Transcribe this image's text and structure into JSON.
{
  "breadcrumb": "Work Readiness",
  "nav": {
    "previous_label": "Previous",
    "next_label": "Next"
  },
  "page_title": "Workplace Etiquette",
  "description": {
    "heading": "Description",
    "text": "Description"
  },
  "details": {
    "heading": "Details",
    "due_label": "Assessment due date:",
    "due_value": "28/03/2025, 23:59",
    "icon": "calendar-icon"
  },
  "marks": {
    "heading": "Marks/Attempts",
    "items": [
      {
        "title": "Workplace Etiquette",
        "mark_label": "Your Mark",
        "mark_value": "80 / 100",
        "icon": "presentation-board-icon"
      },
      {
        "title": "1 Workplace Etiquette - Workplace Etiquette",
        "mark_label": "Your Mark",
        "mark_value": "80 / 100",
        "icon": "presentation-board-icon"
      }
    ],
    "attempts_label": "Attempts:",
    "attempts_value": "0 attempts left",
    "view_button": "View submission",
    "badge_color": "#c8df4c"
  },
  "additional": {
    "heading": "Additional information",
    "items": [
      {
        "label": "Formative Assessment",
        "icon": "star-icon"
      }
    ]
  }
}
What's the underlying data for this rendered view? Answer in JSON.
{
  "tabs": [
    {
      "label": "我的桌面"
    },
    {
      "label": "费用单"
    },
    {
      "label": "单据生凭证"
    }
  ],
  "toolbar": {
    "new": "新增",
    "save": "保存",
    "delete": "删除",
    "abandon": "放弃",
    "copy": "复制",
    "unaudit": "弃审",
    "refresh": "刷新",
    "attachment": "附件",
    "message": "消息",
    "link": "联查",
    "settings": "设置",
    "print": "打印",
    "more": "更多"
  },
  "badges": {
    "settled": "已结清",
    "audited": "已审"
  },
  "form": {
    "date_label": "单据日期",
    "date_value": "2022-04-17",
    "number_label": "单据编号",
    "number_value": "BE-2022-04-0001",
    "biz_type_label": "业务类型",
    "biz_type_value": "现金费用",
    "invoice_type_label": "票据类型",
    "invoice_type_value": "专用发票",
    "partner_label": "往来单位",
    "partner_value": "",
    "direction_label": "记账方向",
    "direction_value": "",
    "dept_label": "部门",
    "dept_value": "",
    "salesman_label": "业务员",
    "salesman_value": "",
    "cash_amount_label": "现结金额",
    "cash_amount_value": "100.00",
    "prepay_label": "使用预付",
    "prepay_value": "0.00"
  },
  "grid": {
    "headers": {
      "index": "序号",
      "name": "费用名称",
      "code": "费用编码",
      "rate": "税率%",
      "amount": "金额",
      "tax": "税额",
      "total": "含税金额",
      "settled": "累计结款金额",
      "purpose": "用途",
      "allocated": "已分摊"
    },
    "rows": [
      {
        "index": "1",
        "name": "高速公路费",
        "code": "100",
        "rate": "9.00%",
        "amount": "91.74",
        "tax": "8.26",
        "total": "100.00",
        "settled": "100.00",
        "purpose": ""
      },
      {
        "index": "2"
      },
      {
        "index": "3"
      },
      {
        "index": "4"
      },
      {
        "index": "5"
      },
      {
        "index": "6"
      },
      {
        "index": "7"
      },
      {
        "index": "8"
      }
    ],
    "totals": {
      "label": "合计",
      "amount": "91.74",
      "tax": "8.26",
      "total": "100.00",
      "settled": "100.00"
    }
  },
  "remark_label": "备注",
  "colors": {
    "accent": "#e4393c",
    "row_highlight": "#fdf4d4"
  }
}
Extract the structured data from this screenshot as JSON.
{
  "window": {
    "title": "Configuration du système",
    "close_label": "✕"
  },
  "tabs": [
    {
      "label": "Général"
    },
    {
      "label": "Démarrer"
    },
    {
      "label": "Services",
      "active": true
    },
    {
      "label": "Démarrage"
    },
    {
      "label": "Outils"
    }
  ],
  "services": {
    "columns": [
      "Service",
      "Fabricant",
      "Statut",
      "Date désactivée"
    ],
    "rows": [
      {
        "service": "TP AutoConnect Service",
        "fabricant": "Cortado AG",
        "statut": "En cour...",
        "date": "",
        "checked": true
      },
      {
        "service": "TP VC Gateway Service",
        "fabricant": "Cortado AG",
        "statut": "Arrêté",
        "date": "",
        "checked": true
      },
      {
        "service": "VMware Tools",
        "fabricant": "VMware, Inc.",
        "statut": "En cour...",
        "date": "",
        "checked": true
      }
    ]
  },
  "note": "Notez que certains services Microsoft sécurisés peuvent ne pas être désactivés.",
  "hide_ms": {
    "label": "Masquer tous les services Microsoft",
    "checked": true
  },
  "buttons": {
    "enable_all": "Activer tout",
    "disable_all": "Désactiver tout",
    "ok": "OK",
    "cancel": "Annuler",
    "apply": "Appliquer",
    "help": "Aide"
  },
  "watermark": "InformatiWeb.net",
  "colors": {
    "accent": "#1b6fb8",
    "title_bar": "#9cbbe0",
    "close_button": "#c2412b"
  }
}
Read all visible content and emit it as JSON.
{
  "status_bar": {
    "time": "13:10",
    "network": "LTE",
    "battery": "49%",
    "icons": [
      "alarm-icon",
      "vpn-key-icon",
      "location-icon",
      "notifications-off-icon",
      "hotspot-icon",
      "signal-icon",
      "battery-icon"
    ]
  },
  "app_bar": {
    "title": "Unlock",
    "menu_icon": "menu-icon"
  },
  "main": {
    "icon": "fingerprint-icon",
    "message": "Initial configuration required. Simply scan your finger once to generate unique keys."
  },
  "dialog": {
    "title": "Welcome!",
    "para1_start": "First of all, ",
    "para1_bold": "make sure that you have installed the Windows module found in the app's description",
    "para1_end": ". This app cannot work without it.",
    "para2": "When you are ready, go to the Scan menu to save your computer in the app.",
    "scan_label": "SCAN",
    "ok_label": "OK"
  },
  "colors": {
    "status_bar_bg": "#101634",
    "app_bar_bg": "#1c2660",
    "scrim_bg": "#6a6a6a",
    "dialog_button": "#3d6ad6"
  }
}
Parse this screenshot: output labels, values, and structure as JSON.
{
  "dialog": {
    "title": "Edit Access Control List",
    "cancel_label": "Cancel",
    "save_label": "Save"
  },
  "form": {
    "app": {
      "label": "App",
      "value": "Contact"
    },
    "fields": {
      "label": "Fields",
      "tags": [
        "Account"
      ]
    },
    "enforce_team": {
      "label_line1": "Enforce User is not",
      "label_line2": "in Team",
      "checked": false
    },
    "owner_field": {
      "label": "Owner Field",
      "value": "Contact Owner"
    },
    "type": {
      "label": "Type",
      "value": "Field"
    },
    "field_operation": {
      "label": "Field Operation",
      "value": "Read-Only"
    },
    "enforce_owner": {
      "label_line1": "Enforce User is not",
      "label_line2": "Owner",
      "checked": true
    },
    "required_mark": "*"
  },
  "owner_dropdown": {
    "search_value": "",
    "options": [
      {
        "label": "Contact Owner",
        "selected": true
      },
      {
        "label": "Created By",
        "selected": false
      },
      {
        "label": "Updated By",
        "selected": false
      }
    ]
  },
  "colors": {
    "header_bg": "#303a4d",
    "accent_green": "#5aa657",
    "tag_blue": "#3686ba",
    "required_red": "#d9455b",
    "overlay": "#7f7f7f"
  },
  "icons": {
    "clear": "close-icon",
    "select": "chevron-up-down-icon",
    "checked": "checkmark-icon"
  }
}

—————

Return every line above in which the string "Contact" occurs.

Response below:
      "value": "Contact"
      "value": "Contact Owner"
        "label": "Contact Owner",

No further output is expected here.